■ RECORDED INFORMATION:
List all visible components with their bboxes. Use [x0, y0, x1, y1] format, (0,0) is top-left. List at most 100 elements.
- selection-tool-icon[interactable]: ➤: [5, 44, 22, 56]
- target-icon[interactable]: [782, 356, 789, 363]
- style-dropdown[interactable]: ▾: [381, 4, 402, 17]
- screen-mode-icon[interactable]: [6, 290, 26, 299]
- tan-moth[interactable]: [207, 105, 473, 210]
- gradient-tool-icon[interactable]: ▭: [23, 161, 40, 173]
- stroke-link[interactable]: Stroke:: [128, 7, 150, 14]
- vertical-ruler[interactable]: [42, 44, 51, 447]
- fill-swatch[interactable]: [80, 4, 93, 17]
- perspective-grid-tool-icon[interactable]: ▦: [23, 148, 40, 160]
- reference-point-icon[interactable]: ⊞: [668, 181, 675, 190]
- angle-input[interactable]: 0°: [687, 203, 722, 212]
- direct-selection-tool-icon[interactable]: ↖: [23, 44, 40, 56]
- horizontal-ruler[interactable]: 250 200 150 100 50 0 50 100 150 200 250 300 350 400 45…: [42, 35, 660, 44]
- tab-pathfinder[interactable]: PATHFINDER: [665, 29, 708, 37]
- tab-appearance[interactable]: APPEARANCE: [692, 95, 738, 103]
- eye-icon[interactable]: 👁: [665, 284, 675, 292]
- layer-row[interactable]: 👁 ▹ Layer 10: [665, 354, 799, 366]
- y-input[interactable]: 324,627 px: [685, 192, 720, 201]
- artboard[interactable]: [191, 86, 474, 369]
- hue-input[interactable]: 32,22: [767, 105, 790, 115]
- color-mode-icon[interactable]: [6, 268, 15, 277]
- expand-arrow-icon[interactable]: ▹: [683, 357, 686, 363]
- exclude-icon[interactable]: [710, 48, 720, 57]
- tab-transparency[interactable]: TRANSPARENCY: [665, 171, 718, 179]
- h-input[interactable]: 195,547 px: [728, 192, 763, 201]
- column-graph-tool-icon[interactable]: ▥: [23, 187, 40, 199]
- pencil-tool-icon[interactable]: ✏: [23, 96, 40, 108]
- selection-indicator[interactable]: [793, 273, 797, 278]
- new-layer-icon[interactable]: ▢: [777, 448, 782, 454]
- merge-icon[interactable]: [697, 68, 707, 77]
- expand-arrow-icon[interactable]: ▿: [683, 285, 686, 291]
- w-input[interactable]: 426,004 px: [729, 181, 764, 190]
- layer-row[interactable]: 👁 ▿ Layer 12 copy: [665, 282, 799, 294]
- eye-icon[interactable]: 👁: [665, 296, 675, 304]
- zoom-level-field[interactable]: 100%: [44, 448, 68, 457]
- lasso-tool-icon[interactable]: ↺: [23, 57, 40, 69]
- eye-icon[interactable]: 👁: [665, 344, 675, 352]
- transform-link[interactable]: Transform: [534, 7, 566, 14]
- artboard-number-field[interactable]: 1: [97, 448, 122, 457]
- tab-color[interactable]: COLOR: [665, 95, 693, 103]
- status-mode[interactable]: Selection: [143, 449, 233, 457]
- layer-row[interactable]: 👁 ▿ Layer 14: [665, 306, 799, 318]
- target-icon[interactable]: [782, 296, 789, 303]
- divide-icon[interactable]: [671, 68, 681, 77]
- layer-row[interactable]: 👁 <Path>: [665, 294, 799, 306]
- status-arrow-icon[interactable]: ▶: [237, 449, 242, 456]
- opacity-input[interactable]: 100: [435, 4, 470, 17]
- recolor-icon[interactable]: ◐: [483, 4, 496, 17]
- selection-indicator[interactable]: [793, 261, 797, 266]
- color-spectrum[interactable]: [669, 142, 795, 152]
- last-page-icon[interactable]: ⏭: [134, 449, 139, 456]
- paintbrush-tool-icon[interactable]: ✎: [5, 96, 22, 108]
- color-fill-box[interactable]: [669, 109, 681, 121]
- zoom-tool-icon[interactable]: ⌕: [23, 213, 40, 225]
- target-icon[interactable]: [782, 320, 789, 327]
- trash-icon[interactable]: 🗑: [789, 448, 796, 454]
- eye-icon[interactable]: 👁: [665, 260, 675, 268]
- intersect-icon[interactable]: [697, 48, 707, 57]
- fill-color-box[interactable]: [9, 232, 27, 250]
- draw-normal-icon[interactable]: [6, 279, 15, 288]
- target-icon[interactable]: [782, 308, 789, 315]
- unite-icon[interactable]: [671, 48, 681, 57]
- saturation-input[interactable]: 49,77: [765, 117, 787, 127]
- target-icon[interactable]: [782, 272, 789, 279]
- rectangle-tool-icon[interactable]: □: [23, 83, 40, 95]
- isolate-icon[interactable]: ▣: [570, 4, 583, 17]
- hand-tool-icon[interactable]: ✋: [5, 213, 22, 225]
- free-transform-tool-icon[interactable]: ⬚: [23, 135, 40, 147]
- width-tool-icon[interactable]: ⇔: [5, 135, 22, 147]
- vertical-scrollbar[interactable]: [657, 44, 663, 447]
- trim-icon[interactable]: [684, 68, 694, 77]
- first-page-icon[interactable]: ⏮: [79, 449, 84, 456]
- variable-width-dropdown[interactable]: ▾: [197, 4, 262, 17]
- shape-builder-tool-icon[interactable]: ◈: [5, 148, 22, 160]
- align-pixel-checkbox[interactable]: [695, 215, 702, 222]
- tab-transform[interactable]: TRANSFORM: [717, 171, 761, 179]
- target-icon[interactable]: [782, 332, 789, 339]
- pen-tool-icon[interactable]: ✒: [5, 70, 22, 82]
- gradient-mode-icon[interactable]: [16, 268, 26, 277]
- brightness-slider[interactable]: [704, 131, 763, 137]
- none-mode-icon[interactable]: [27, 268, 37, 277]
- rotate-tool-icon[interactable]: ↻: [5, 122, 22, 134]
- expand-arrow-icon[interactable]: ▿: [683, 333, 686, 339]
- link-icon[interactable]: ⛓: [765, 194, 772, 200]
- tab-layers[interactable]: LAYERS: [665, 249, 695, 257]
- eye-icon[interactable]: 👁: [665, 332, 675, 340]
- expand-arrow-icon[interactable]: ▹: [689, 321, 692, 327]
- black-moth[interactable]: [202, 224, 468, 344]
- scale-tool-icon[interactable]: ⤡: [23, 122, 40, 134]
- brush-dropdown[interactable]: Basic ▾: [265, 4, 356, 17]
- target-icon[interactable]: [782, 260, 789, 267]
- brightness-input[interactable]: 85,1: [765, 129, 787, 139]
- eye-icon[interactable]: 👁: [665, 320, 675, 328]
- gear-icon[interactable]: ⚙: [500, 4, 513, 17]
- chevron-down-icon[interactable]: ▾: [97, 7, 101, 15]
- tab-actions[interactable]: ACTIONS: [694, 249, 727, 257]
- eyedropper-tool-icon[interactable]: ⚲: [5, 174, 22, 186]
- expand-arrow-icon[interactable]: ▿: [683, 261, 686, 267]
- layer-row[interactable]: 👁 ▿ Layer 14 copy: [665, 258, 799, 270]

■ GOAL: Reproduce the material verbatim, starting at its first line and ending at the line that contains "- expand-arrow-icon[interactable]: ▹: [683, 357, 686, 363]", with both ends included.

■ TASK ANSWER:
List all visible components with their bboxes. Use [x0, y0, x1, y1] format, (0,0) is top-left. List at most 100 elements.
- selection-tool-icon[interactable]: ➤: [5, 44, 22, 56]
- target-icon[interactable]: [782, 356, 789, 363]
- style-dropdown[interactable]: ▾: [381, 4, 402, 17]
- screen-mode-icon[interactable]: [6, 290, 26, 299]
- tan-moth[interactable]: [207, 105, 473, 210]
- gradient-tool-icon[interactable]: ▭: [23, 161, 40, 173]
- stroke-link[interactable]: Stroke:: [128, 7, 150, 14]
- vertical-ruler[interactable]: [42, 44, 51, 447]
- fill-swatch[interactable]: [80, 4, 93, 17]
- perspective-grid-tool-icon[interactable]: ▦: [23, 148, 40, 160]
- reference-point-icon[interactable]: ⊞: [668, 181, 675, 190]
- angle-input[interactable]: 0°: [687, 203, 722, 212]
- direct-selection-tool-icon[interactable]: ↖: [23, 44, 40, 56]
- horizontal-ruler[interactable]: 250 200 150 100 50 0 50 100 150 200 250 300 350 400 45…: [42, 35, 660, 44]
- tab-pathfinder[interactable]: PATHFINDER: [665, 29, 708, 37]
- tab-appearance[interactable]: APPEARANCE: [692, 95, 738, 103]
- eye-icon[interactable]: 👁: [665, 284, 675, 292]
- layer-row[interactable]: 👁 ▹ Layer 10: [665, 354, 799, 366]
- y-input[interactable]: 324,627 px: [685, 192, 720, 201]
- artboard[interactable]: [191, 86, 474, 369]
- hue-input[interactable]: 32,22: [767, 105, 790, 115]
- color-mode-icon[interactable]: [6, 268, 15, 277]
- expand-arrow-icon[interactable]: ▹: [683, 357, 686, 363]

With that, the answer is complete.